What is expected - Take the material below and write it all out again exactly.

Data shown -
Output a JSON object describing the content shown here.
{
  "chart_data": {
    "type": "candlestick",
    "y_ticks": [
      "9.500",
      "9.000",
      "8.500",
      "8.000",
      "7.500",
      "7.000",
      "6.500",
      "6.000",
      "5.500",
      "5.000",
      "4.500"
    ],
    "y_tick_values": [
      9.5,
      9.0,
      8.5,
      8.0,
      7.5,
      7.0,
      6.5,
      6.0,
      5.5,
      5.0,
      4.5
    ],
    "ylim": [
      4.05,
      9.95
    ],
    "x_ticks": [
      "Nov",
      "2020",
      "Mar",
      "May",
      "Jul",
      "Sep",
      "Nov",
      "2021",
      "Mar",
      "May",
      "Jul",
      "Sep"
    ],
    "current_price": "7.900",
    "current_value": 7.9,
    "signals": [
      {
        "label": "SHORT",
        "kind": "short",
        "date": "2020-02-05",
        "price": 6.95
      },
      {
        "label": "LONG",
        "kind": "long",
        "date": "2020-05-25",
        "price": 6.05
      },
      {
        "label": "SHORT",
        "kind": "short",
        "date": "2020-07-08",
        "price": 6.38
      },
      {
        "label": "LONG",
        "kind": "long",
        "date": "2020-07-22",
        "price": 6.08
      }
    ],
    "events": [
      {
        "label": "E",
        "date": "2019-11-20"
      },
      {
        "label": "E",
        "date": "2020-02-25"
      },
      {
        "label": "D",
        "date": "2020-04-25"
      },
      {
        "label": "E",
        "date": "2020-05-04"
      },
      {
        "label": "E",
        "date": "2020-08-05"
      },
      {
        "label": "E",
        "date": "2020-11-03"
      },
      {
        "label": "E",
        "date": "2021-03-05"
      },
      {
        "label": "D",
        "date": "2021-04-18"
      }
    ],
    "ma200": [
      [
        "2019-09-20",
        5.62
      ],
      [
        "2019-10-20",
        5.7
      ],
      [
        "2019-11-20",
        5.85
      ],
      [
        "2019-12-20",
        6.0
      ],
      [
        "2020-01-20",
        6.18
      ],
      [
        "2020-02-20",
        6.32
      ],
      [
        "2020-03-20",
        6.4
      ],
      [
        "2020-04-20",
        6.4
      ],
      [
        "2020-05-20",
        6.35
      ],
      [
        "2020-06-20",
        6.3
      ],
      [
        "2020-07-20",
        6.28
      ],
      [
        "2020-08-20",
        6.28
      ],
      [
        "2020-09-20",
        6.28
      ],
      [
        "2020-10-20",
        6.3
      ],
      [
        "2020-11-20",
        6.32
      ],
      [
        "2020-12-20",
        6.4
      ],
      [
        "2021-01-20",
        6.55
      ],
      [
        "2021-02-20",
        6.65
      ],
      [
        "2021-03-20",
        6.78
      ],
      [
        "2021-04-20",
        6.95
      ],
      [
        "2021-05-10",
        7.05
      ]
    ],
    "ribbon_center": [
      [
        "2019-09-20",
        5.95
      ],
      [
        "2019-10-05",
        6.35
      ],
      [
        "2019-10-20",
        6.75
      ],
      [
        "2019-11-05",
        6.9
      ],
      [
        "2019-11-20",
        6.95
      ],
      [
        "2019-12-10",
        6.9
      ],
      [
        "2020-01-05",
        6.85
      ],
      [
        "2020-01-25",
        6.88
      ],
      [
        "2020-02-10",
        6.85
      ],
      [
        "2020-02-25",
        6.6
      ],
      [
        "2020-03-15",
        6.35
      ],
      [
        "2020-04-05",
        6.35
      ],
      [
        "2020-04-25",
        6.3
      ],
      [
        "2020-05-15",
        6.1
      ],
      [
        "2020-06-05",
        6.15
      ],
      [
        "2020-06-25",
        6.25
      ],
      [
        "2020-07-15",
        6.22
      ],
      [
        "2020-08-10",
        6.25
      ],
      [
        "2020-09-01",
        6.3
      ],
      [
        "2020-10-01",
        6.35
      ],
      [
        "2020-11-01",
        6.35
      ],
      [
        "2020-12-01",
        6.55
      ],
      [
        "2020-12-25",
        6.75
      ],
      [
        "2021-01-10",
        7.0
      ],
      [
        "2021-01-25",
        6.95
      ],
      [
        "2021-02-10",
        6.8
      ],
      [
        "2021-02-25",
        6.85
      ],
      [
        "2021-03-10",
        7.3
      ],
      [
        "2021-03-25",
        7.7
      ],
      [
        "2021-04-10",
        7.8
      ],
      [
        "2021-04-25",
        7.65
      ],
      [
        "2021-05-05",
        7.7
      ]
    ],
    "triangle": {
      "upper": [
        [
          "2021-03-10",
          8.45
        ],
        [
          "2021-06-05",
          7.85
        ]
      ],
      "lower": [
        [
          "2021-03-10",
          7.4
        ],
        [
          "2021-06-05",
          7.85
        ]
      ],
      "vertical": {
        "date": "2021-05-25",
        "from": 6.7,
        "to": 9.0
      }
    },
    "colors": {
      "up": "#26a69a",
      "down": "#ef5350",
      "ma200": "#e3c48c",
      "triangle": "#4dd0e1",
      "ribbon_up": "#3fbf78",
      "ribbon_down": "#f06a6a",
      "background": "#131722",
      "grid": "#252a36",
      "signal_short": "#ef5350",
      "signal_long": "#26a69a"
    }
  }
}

Task answer -
Output a JSON object describing the content shown here.
{
  "chart_data": {
    "type": "candlestick",
    "y_ticks": [
      "9.500",
      "9.000",
      "8.500",
      "8.000",
      "7.500",
      "7.000",
      "6.500",
      "6.000",
      "5.500",
      "5.000",
      "4.500"
    ],
    "y_tick_values": [
      9.5,
      9.0,
      8.5,
      8.0,
      7.5,
      7.0,
      6.5,
      6.0,
      5.5,
      5.0,
      4.5
    ],
    "ylim": [
      4.05,
      9.95
    ],
    "x_ticks": [
      "Nov",
      "2020",
      "Mar",
      "May",
      "Jul",
      "Sep",
      "Nov",
      "2021",
      "Mar",
      "May",
      "Jul",
      "Sep"
    ],
    "current_price": "7.900",
    "current_value": 7.9,
    "signals": [
      {
        "label": "SHORT",
        "kind": "short",
        "date": "2020-02-05",
        "price": 6.95
      },
      {
        "label": "LONG",
        "kind": "long",
        "date": "2020-05-25",
        "price": 6.05
      },
      {
        "label": "SHORT",
        "kind": "short",
        "date": "2020-07-08",
        "price": 6.38
      },
      {
        "label": "LONG",
        "kind": "long",
        "date": "2020-07-22",
        "price": 6.08
      }
    ],
    "events": [
      {
        "label": "E",
        "date": "2019-11-20"
      },
      {
        "label": "E",
        "date": "2020-02-25"
      },
      {
        "label": "D",
        "date": "2020-04-25"
      },
      {
        "label": "E",
        "date": "2020-05-04"
      },
      {
        "label": "E",
        "date": "2020-08-05"
      },
      {
        "label": "E",
        "date": "2020-11-03"
      },
      {
        "label": "E",
        "date": "2021-03-05"
      },
      {
        "label": "D",
        "date": "2021-04-18"
      }
    ],
    "ma200": [
      [
        "2019-09-20",
        5.62
      ],
      [
        "2019-10-20",
        5.7
      ],
      [
        "2019-11-20",
        5.85
      ],
      [
        "2019-12-20",
        6.0
      ],
      [
        "2020-01-20",
        6.18
      ],
      [
        "2020-02-20",
        6.32
      ],
      [
        "2020-03-20",
        6.4
      ],
      [
        "2020-04-20",
        6.4
      ],
      [
        "2020-05-20",
        6.35
      ],
      [
        "2020-06-20",
        6.3
      ],
      [
        "2020-07-20",
        6.28
      ],
      [
        "2020-08-20",
        6.28
      ],
      [
        "2020-09-20",
        6.28
      ],
      [
        "2020-10-20",
        6.3
      ],
      [
        "2020-11-20",
        6.32
      ],
      [
        "2020-12-20",
        6.4
      ],
      [
        "2021-01-20",
        6.55
      ],
      [
        "2021-02-20",
        6.65
      ],
      [
        "2021-03-20",
        6.78
      ],
      [
        "2021-04-20",
        6.95
      ],
      [
        "2021-05-10",
        7.05
      ]
    ],
    "ribbon_center": [
      [
        "2019-09-20",
        5.95
      ],
      [
        "2019-10-05",
        6.35
      ],
      [
        "2019-10-20",
        6.75
      ],
      [
        "2019-11-05",
        6.9
      ],
      [
        "2019-11-20",
        6.95
      ],
      [
        "2019-12-10",
        6.9
      ],
      [
        "2020-01-05",
        6.85
      ],
      [
        "2020-01-25",
        6.88
      ],
      [
        "2020-02-10",
        6.85
      ],
      [
        "2020-02-25",
        6.6
      ],
      [
        "2020-03-15",
        6.35
      ],
      [
        "2020-04-05",
        6.35
      ],
      [
        "2020-04-25",
        6.3
      ],
      [
        "2020-05-15",
        6.1
      ],
      [
        "2020-06-05",
        6.15
      ],
      [
        "2020-06-25",
        6.25
      ],
      [
        "2020-07-15",
        6.22
      ],
      [
        "2020-08-10",
        6.25
      ],
      [
        "2020-09-01",
        6.3
      ],
      [
        "2020-10-01",
        6.35
      ],
      [
        "2020-11-01",
        6.35
      ],
      [
        "2020-12-01",
        6.55
      ],
      [
        "2020-12-25",
        6.75
      ],
      [
        "2021-01-10",
        7.0
      ],
      [
        "2021-01-25",
        6.95
      ],
      [
        "2021-02-10",
        6.8
      ],
      [
        "2021-02-25",
        6.85
      ],
      [
        "2021-03-10",
        7.3
      ],
      [
        "2021-03-25",
        7.7
      ],
      [
        "2021-04-10",
        7.8
      ],
      [
        "2021-04-25",
        7.65
      ],
      [
        "2021-05-05",
        7.7
      ]
    ],
    "triangle": {
      "upper": [
        [
          "2021-03-10",
          8.45
        ],
        [
          "2021-06-05",
          7.85
        ]
      ],
      "lower": [
        [
          "2021-03-10",
          7.4
        ],
        [
          "2021-06-05",
          7.85
        ]
      ],
      "vertical": {
        "date": "2021-05-25",
        "from": 6.7,
        "to": 9.0
      }
    },
    "colors": {
      "up": "#26a69a",
      "down": "#ef5350",
      "ma200": "#e3c48c",
      "triangle": "#4dd0e1",
      "ribbon_up": "#3fbf78",
      "ribbon_down": "#f06a6a",
      "background": "#131722",
      "grid": "#252a36",
      "signal_short": "#ef5350",
      "signal_long": "#26a69a"
    }
  }
}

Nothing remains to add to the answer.